[begin RECORD EXTRACTS]

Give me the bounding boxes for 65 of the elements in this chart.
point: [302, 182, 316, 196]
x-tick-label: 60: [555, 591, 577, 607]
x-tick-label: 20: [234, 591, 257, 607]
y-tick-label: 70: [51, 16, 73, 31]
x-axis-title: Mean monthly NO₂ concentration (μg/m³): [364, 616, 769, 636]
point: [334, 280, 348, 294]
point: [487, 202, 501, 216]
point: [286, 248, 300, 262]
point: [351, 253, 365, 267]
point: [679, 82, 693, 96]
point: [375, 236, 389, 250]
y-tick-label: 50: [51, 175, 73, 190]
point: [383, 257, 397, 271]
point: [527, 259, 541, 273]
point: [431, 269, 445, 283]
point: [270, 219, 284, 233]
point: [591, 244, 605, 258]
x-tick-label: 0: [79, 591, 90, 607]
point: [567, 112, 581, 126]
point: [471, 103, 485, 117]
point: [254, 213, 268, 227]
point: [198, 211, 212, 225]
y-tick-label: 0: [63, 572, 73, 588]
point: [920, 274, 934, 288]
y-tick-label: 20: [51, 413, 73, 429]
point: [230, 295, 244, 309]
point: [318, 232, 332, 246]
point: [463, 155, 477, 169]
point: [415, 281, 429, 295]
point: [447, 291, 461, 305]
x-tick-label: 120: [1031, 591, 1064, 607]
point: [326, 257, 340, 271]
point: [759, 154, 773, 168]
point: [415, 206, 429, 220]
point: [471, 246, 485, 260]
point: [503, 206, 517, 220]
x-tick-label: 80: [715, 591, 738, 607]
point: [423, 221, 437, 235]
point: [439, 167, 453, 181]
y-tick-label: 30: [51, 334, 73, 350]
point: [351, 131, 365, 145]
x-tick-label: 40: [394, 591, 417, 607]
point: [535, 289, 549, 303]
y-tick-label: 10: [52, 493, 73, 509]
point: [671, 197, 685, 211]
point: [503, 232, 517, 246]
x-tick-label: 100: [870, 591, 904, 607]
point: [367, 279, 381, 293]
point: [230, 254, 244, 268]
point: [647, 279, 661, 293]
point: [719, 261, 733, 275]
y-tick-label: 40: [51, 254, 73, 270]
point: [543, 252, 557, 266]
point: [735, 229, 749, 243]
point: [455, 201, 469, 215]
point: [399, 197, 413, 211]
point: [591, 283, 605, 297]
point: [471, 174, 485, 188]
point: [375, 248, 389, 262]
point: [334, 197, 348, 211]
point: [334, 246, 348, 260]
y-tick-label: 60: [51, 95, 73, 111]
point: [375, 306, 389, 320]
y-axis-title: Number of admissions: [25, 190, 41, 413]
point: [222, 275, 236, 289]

[end RECORD EXTRACTS]

Reproduce all of the data above line by line, keeping every character unchanged.

EXERCISE OUTPUT
Give me the bounding boxes for 65 of the elements in this chart.
point: [302, 182, 316, 196]
x-tick-label: 60: [555, 591, 577, 607]
x-tick-label: 20: [234, 591, 257, 607]
y-tick-label: 70: [51, 16, 73, 31]
x-axis-title: Mean monthly NO₂ concentration (μg/m³): [364, 616, 769, 636]
point: [334, 280, 348, 294]
point: [487, 202, 501, 216]
point: [286, 248, 300, 262]
point: [351, 253, 365, 267]
point: [679, 82, 693, 96]
point: [375, 236, 389, 250]
y-tick-label: 50: [51, 175, 73, 190]
point: [383, 257, 397, 271]
point: [527, 259, 541, 273]
point: [431, 269, 445, 283]
point: [270, 219, 284, 233]
point: [591, 244, 605, 258]
x-tick-label: 0: [79, 591, 90, 607]
point: [567, 112, 581, 126]
point: [471, 103, 485, 117]
point: [254, 213, 268, 227]
point: [198, 211, 212, 225]
y-tick-label: 0: [63, 572, 73, 588]
point: [920, 274, 934, 288]
y-tick-label: 20: [51, 413, 73, 429]
point: [230, 295, 244, 309]
point: [318, 232, 332, 246]
point: [463, 155, 477, 169]
point: [415, 281, 429, 295]
point: [447, 291, 461, 305]
x-tick-label: 120: [1031, 591, 1064, 607]
point: [326, 257, 340, 271]
point: [759, 154, 773, 168]
point: [415, 206, 429, 220]
point: [471, 246, 485, 260]
point: [503, 206, 517, 220]
x-tick-label: 80: [715, 591, 738, 607]
point: [423, 221, 437, 235]
point: [439, 167, 453, 181]
y-tick-label: 30: [51, 334, 73, 350]
point: [351, 131, 365, 145]
x-tick-label: 40: [394, 591, 417, 607]
point: [535, 289, 549, 303]
y-tick-label: 10: [52, 493, 73, 509]
point: [671, 197, 685, 211]
point: [503, 232, 517, 246]
x-tick-label: 100: [870, 591, 904, 607]
point: [367, 279, 381, 293]
point: [230, 254, 244, 268]
point: [647, 279, 661, 293]
point: [719, 261, 733, 275]
y-tick-label: 40: [51, 254, 73, 270]
point: [543, 252, 557, 266]
point: [735, 229, 749, 243]
point: [455, 201, 469, 215]
point: [399, 197, 413, 211]
point: [591, 283, 605, 297]
point: [471, 174, 485, 188]
point: [375, 248, 389, 262]
point: [334, 197, 348, 211]
point: [334, 246, 348, 260]
y-tick-label: 60: [51, 95, 73, 111]
point: [375, 306, 389, 320]
y-axis-title: Number of admissions: [25, 190, 41, 413]
point: [222, 275, 236, 289]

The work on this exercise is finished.